_The request:_
Examine the records and identify each line that includes the string "stroke". Copy those lines.

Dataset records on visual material
^^^^^^^^^^^^^^^^
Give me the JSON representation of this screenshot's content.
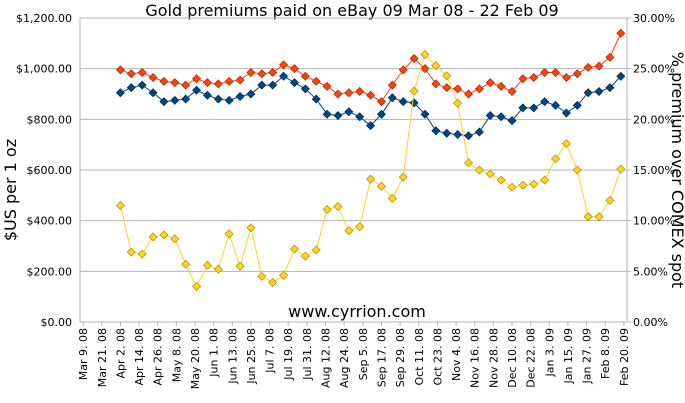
{
  "chart_data": {
    "type": "line",
    "title": "Gold premiums paid on eBay 09 Mar 08 - 22 Feb 09",
    "y_label": "$US per 1 oz",
    "y2_label": "% premium over COMEX spot",
    "annotation": "www.cyrrion.com",
    "grid": true,
    "x": [
      "2008-04-02",
      "2008-04-09",
      "2008-04-16",
      "2008-04-23",
      "2008-04-30",
      "2008-05-07",
      "2008-05-14",
      "2008-05-21",
      "2008-05-28",
      "2008-06-04",
      "2008-06-11",
      "2008-06-18",
      "2008-06-25",
      "2008-07-02",
      "2008-07-09",
      "2008-07-16",
      "2008-07-23",
      "2008-07-30",
      "2008-08-06",
      "2008-08-13",
      "2008-08-20",
      "2008-08-27",
      "2008-09-03",
      "2008-09-10",
      "2008-09-17",
      "2008-09-24",
      "2008-10-01",
      "2008-10-08",
      "2008-10-15",
      "2008-10-22",
      "2008-10-29",
      "2008-11-05",
      "2008-11-12",
      "2008-11-19",
      "2008-11-26",
      "2008-12-03",
      "2008-12-10",
      "2008-12-17",
      "2008-12-24",
      "2008-12-31",
      "2009-01-07",
      "2009-01-14",
      "2009-01-21",
      "2009-01-28",
      "2009-02-04",
      "2009-02-11",
      "2009-02-18"
    ],
    "xlim": [
      "2008-03-07",
      "2009-02-22"
    ],
    "xticks": [
      {
        "value": "2008-03-09",
        "label": "Mar 9. 08"
      },
      {
        "value": "2008-03-21",
        "label": "Mar 21. 08"
      },
      {
        "value": "2008-04-02",
        "label": "Apr 2. 08"
      },
      {
        "value": "2008-04-14",
        "label": "Apr 14. 08"
      },
      {
        "value": "2008-04-26",
        "label": "Apr 26. 08"
      },
      {
        "value": "2008-05-08",
        "label": "May 8. 08"
      },
      {
        "value": "2008-05-20",
        "label": "May 20. 08"
      },
      {
        "value": "2008-06-01",
        "label": "Jun 1. 08"
      },
      {
        "value": "2008-06-13",
        "label": "Jun 13. 08"
      },
      {
        "value": "2008-06-25",
        "label": "Jun 25. 08"
      },
      {
        "value": "2008-07-07",
        "label": "Jul 7. 08"
      },
      {
        "value": "2008-07-19",
        "label": "Jul 19. 08"
      },
      {
        "value": "2008-07-31",
        "label": "Jul 31. 08"
      },
      {
        "value": "2008-08-12",
        "label": "Aug 12. 08"
      },
      {
        "value": "2008-08-24",
        "label": "Aug 24. 08"
      },
      {
        "value": "2008-09-05",
        "label": "Sep 5. 08"
      },
      {
        "value": "2008-09-17",
        "label": "Sep 17. 08"
      },
      {
        "value": "2008-09-29",
        "label": "Sep 29. 08"
      },
      {
        "value": "2008-10-11",
        "label": "Oct 11. 08"
      },
      {
        "value": "2008-10-23",
        "label": "Oct 23. 08"
      },
      {
        "value": "2008-11-04",
        "label": "Nov 4. 08"
      },
      {
        "value": "2008-11-16",
        "label": "Nov 16. 08"
      },
      {
        "value": "2008-11-28",
        "label": "Nov 28. 08"
      },
      {
        "value": "2008-12-10",
        "label": "Dec 10. 08"
      },
      {
        "value": "2008-12-22",
        "label": "Dec 22. 08"
      },
      {
        "value": "2009-01-03",
        "label": "Jan 3. 09"
      },
      {
        "value": "2009-01-15",
        "label": "Jan 15. 09"
      },
      {
        "value": "2009-01-27",
        "label": "Jan 27. 09"
      },
      {
        "value": "2009-02-08",
        "label": "Feb 8. 09"
      },
      {
        "value": "2009-02-20",
        "label": "Feb 20. 09"
      }
    ],
    "ylim": [
      0,
      1200
    ],
    "yticks": [
      {
        "value": 0,
        "label": "$0.00"
      },
      {
        "value": 200,
        "label": "$200.00"
      },
      {
        "value": 400,
        "label": "$400.00"
      },
      {
        "value": 600,
        "label": "$600.00"
      },
      {
        "value": 800,
        "label": "$800.00"
      },
      {
        "value": 1000,
        "label": "$1,000.00"
      },
      {
        "value": 1200,
        "label": "$1,200.00"
      }
    ],
    "y2lim": [
      0,
      30
    ],
    "y2ticks": [
      {
        "value": 0,
        "label": "0.00%"
      },
      {
        "value": 5,
        "label": "5.00%"
      },
      {
        "value": 10,
        "label": "10.00%"
      },
      {
        "value": 15,
        "label": "15.00%"
      },
      {
        "value": 20,
        "label": "20.00%"
      },
      {
        "value": 25,
        "label": "25.00%"
      },
      {
        "value": 30,
        "label": "30.00%"
      }
    ],
    "series": [
      {
        "color": "#ff420e",
        "stroke": "#a02a08",
        "values": [
          995,
          980,
          985,
          965,
          950,
          945,
          935,
          960,
          945,
          940,
          950,
          955,
          985,
          980,
          985,
          1015,
          1000,
          970,
          950,
          930,
          900,
          905,
          910,
          895,
          870,
          935,
          995,
          1040,
          1000,
          940,
          925,
          920,
          900,
          920,
          945,
          930,
          910,
          960,
          965,
          985,
          985,
          965,
          980,
          1005,
          1010,
          1045,
          1140
        ]
      },
      {
        "color": "#004586",
        "stroke": "#002a52",
        "values": [
          905,
          925,
          935,
          905,
          870,
          875,
          880,
          915,
          895,
          880,
          875,
          890,
          900,
          935,
          935,
          970,
          945,
          920,
          880,
          820,
          815,
          830,
          810,
          775,
          820,
          885,
          870,
          865,
          820,
          755,
          745,
          740,
          735,
          750,
          815,
          810,
          795,
          845,
          845,
          870,
          855,
          825,
          855,
          905,
          910,
          925,
          970
        ]
      },
      {
        "color": "#ffd320",
        "stroke": "#b08a00",
        "axis": "y2",
        "values": [
          11.5,
          6.9,
          6.7,
          8.4,
          8.6,
          8.2,
          5.7,
          3.5,
          5.6,
          5.2,
          8.7,
          5.5,
          9.3,
          4.5,
          3.9,
          4.6,
          7.2,
          6.5,
          7.1,
          11.1,
          11.4,
          9.0,
          9.4,
          14.1,
          13.4,
          12.2,
          14.3,
          22.8,
          26.4,
          25.3,
          24.3,
          21.6,
          15.7,
          15.0,
          14.6,
          14.0,
          13.3,
          13.5,
          13.6,
          14.0,
          16.1,
          17.6,
          15.0,
          10.4,
          10.4,
          12.0,
          15.1
        ]
      }
    ]
  }
}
^^^^^^^^^^^^^^^^
_Written response:_
        "stroke": "#a02a08",
        "stroke": "#002a52",
        "stroke": "#b08a00",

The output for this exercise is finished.